Copy out all the lines exactly. Omit pictures.

=== Extracted information ===

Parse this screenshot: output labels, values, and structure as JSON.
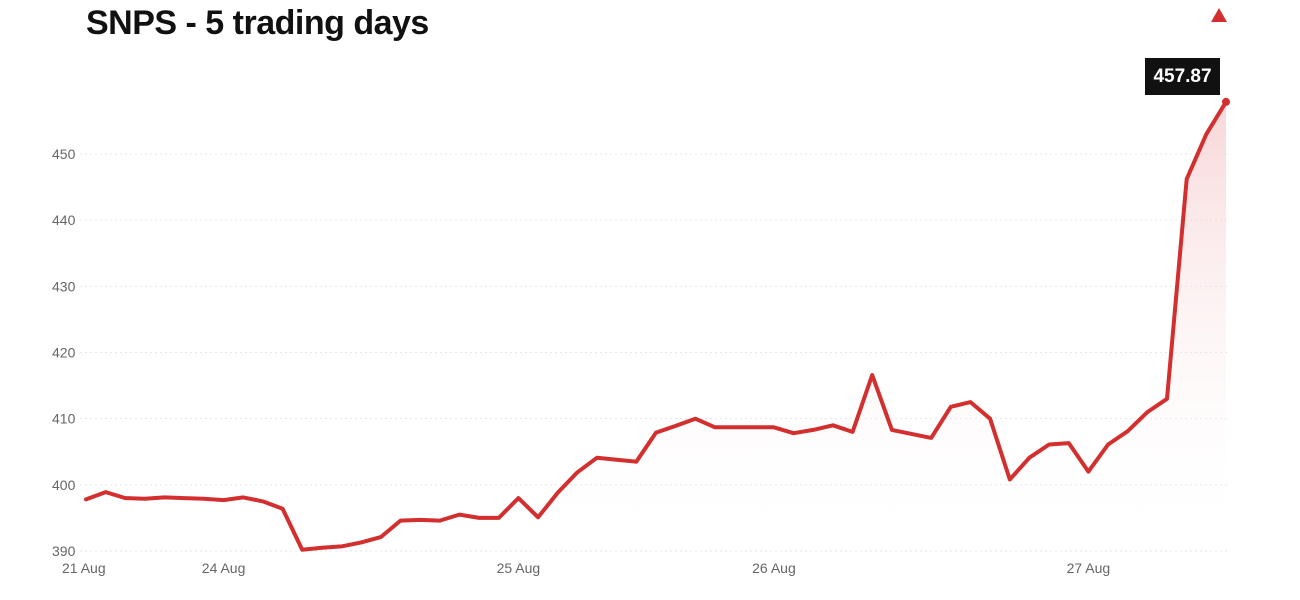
{
  "title": "SNPS - 5 trading days",
  "trend_indicator": "up-triangle-icon",
  "last_value_label": "457.87",
  "colors": {
    "line": "#d32f2f",
    "fill_top": "#f5c9cb",
    "grid": "#e6e6e6",
    "badge": "#111111"
  },
  "chart_data": {
    "type": "area",
    "title": "SNPS - 5 trading days",
    "xlabel": "",
    "ylabel": "",
    "ylim": [
      390,
      460
    ],
    "yticks": [
      390,
      400,
      410,
      420,
      430,
      440,
      450
    ],
    "xtick_labels": [
      "21 Aug",
      "24 Aug",
      "25 Aug",
      "26 Aug",
      "27 Aug"
    ],
    "xtick_index": [
      0,
      7,
      22,
      35,
      51
    ],
    "grid": true,
    "last_value": 457.87,
    "series": [
      {
        "values": [
          397.8,
          398.9,
          398.0,
          397.9,
          398.1,
          398.0,
          397.9,
          397.7,
          398.1,
          397.5,
          396.4,
          390.2,
          390.5,
          390.7,
          391.3,
          392.1,
          394.6,
          394.7,
          394.6,
          395.5,
          395.0,
          395.0,
          398.0,
          395.1,
          398.8,
          401.9,
          404.1,
          403.8,
          403.5,
          407.9,
          408.9,
          410.0,
          408.7,
          408.7,
          408.7,
          408.7,
          407.8,
          408.3,
          409.0,
          408.0,
          416.6,
          408.3,
          407.7,
          407.1,
          411.8,
          412.5,
          410.0,
          400.8,
          404.1,
          406.1,
          406.3,
          402.0,
          406.1,
          408.1,
          411.0,
          413.0,
          446.2,
          453.0,
          457.87
        ]
      }
    ]
  }
}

===

Exercise solution:
Parse this screenshot: output labels, values, and structure as JSON.
{
  "title": "SNPS - 5 trading days",
  "trend_indicator": "up-triangle-icon",
  "last_value_label": "457.87",
  "colors": {
    "line": "#d32f2f",
    "fill_top": "#f5c9cb",
    "grid": "#e6e6e6",
    "badge": "#111111"
  },
  "chart_data": {
    "type": "area",
    "title": "SNPS - 5 trading days",
    "xlabel": "",
    "ylabel": "",
    "ylim": [
      390,
      460
    ],
    "yticks": [
      390,
      400,
      410,
      420,
      430,
      440,
      450
    ],
    "xtick_labels": [
      "21 Aug",
      "24 Aug",
      "25 Aug",
      "26 Aug",
      "27 Aug"
    ],
    "xtick_index": [
      0,
      7,
      22,
      35,
      51
    ],
    "grid": true,
    "last_value": 457.87,
    "series": [
      {
        "values": [
          397.8,
          398.9,
          398.0,
          397.9,
          398.1,
          398.0,
          397.9,
          397.7,
          398.1,
          397.5,
          396.4,
          390.2,
          390.5,
          390.7,
          391.3,
          392.1,
          394.6,
          394.7,
          394.6,
          395.5,
          395.0,
          395.0,
          398.0,
          395.1,
          398.8,
          401.9,
          404.1,
          403.8,
          403.5,
          407.9,
          408.9,
          410.0,
          408.7,
          408.7,
          408.7,
          408.7,
          407.8,
          408.3,
          409.0,
          408.0,
          416.6,
          408.3,
          407.7,
          407.1,
          411.8,
          412.5,
          410.0,
          400.8,
          404.1,
          406.1,
          406.3,
          402.0,
          406.1,
          408.1,
          411.0,
          413.0,
          446.2,
          453.0,
          457.87
        ]
      }
    ]
  }
}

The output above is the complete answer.